EXERCISE DESCRIPTION:
Please copy out the lines below, from the line with "heatmap-cell xyxy=(250,220,261,231)" up to and including the line with "heatmap-cell xyxy=(800,255,811,266)", each one unchanged.

## Start AVAILABLE RECORDS

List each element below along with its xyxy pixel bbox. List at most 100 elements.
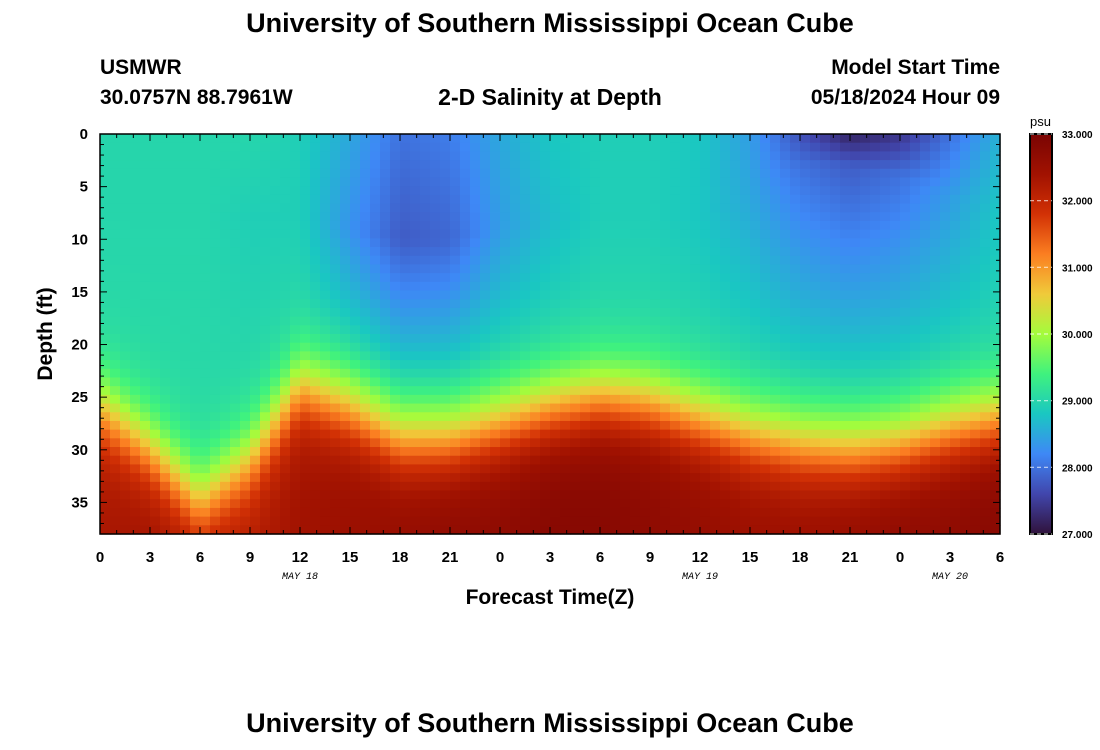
heatmap-cell xyxy=(250,220,261,231)
heatmap-cell xyxy=(410,447,421,457)
heatmap-cell xyxy=(460,264,471,274)
heatmap-cell xyxy=(440,473,451,483)
heatmap-cell xyxy=(290,273,301,283)
heatmap-cell xyxy=(370,238,381,248)
heatmap-cell xyxy=(230,368,241,379)
heatmap-cell xyxy=(390,273,401,283)
heatmap-cell xyxy=(400,220,411,231)
heatmap-cell xyxy=(430,360,441,370)
heatmap-cell xyxy=(870,151,881,161)
heatmap-cell xyxy=(560,264,571,274)
heatmap-cell xyxy=(770,290,781,300)
heatmap-cell xyxy=(720,325,731,335)
heatmap-cell xyxy=(180,168,191,179)
x-tick-label: 6 xyxy=(996,549,1004,566)
heatmap-cell xyxy=(800,255,811,266)
heatmap-cell xyxy=(970,377,981,387)
heatmap-cell xyxy=(540,507,551,518)
heatmap-cell xyxy=(400,273,411,283)
heatmap-cell xyxy=(300,438,311,448)
heatmap-cell xyxy=(470,464,481,474)
heatmap-cell xyxy=(490,316,501,326)
heatmap-cell xyxy=(970,255,981,266)
heatmap-cell xyxy=(200,420,211,431)
heatmap-cell xyxy=(280,177,291,187)
heatmap-cell xyxy=(800,377,811,387)
heatmap-cell xyxy=(660,186,671,196)
heatmap-cell xyxy=(590,368,601,379)
heatmap-cell xyxy=(910,290,921,300)
heatmap-cell xyxy=(120,525,131,535)
heatmap-cell xyxy=(290,247,301,257)
heatmap-cell xyxy=(940,481,951,492)
heatmap-cell xyxy=(570,351,581,361)
heatmap-cell xyxy=(510,273,521,283)
heatmap-cell xyxy=(850,386,861,396)
heatmap-cell xyxy=(800,447,811,457)
heatmap-cell xyxy=(760,134,771,144)
heatmap-cell xyxy=(160,194,171,205)
heatmap-cell xyxy=(310,499,321,509)
heatmap-cell xyxy=(110,281,121,292)
heatmap-cell xyxy=(440,290,451,300)
heatmap-cell xyxy=(530,403,541,413)
heatmap-cell xyxy=(350,134,361,144)
heatmap-cell xyxy=(950,525,961,535)
heatmap-cell xyxy=(450,412,461,422)
heatmap-cell xyxy=(530,238,541,248)
heatmap-cell xyxy=(860,151,871,161)
heatmap-cell xyxy=(470,247,481,257)
heatmap-cell xyxy=(760,490,771,500)
heatmap-cell xyxy=(460,273,471,283)
heatmap-cell xyxy=(970,516,981,526)
heatmap-cell xyxy=(260,134,271,144)
heatmap-cell xyxy=(880,525,891,535)
heatmap-cell xyxy=(850,290,861,300)
heatmap-cell xyxy=(760,403,771,413)
heatmap-cell xyxy=(840,255,851,266)
heatmap-cell xyxy=(810,481,821,492)
heatmap-cell xyxy=(980,351,991,361)
heatmap-cell xyxy=(900,516,911,526)
heatmap-cell xyxy=(290,464,301,474)
heatmap-cell xyxy=(400,168,411,179)
heatmap-cell xyxy=(840,394,851,405)
heatmap-cell xyxy=(850,194,861,205)
heatmap-cell xyxy=(510,429,521,439)
heatmap-cell xyxy=(770,525,781,535)
heatmap-cell xyxy=(150,429,161,439)
heatmap-cell xyxy=(510,464,521,474)
heatmap-cell xyxy=(980,438,991,448)
heatmap-cell xyxy=(670,525,681,535)
heatmap-cell xyxy=(820,342,831,352)
heatmap-cell xyxy=(920,334,931,344)
heatmap-cell xyxy=(250,499,261,509)
heatmap-cell xyxy=(710,220,721,231)
heatmap-cell xyxy=(210,386,221,396)
heatmap-cell xyxy=(340,290,351,300)
heatmap-cell xyxy=(490,264,501,274)
heatmap-cell xyxy=(430,481,441,492)
heatmap-cell xyxy=(840,186,851,196)
heatmap-cell xyxy=(360,368,371,379)
heatmap-cell xyxy=(580,342,591,352)
heatmap-cell xyxy=(750,255,761,266)
heatmap-cell xyxy=(270,377,281,387)
heatmap-cell xyxy=(500,334,511,344)
heatmap-cell xyxy=(180,264,191,274)
heatmap-cell xyxy=(690,273,701,283)
heatmap-cell xyxy=(360,403,371,413)
heatmap-cell xyxy=(620,177,631,187)
heatmap-cell xyxy=(940,290,951,300)
heatmap-cell xyxy=(120,368,131,379)
heatmap-cell xyxy=(480,525,491,535)
heatmap-cell xyxy=(520,290,531,300)
heatmap-cell xyxy=(110,220,121,231)
heatmap-cell xyxy=(790,507,801,518)
heatmap-cell xyxy=(780,447,791,457)
heatmap-cell xyxy=(350,299,361,309)
heatmap-cell xyxy=(480,273,491,283)
heatmap-cell xyxy=(810,290,821,300)
heatmap-cell xyxy=(200,194,211,205)
heatmap-cell xyxy=(170,368,181,379)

## End AVAILABLE RECORDS

RESULT FOR THIS EXERCISE:
heatmap-cell xyxy=(250,220,261,231)
heatmap-cell xyxy=(410,447,421,457)
heatmap-cell xyxy=(460,264,471,274)
heatmap-cell xyxy=(440,473,451,483)
heatmap-cell xyxy=(290,273,301,283)
heatmap-cell xyxy=(370,238,381,248)
heatmap-cell xyxy=(230,368,241,379)
heatmap-cell xyxy=(390,273,401,283)
heatmap-cell xyxy=(400,220,411,231)
heatmap-cell xyxy=(430,360,441,370)
heatmap-cell xyxy=(870,151,881,161)
heatmap-cell xyxy=(560,264,571,274)
heatmap-cell xyxy=(770,290,781,300)
heatmap-cell xyxy=(720,325,731,335)
heatmap-cell xyxy=(180,168,191,179)
x-tick-label: 6 xyxy=(996,549,1004,566)
heatmap-cell xyxy=(800,255,811,266)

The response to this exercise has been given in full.